▸ **Work to complete**
Say how many lines hold the string "Projektanalyse"; please write nothing but the number.

▸ **Data records**
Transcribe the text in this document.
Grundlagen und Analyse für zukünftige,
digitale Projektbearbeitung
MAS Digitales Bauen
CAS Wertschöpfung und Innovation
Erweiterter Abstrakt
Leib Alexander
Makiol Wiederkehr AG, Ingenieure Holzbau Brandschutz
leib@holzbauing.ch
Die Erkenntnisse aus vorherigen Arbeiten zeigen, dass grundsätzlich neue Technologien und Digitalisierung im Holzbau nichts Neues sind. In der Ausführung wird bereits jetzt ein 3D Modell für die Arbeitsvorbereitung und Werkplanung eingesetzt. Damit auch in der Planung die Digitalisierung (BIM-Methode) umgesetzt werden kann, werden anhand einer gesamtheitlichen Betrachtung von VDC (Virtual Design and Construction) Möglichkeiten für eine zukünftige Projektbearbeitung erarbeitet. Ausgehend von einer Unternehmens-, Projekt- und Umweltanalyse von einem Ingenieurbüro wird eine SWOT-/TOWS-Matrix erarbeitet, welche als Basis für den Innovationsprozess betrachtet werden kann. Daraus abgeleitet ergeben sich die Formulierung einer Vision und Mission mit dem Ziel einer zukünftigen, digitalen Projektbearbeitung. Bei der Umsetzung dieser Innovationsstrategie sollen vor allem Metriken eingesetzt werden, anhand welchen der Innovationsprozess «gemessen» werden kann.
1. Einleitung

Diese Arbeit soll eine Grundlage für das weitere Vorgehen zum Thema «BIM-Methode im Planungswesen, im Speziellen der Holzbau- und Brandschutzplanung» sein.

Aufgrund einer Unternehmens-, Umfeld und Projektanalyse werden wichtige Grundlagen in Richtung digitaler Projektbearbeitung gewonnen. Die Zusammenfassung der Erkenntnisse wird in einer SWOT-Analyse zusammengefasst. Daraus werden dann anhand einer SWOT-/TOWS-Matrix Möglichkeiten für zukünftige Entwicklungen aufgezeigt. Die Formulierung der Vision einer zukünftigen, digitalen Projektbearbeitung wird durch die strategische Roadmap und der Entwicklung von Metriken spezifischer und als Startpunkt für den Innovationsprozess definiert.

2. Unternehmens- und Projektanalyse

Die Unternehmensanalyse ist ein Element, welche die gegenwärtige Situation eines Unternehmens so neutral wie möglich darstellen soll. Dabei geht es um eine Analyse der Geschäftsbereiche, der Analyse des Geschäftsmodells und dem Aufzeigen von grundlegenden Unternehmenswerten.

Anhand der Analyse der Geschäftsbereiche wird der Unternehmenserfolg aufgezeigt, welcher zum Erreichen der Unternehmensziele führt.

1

▸ **Output below**
2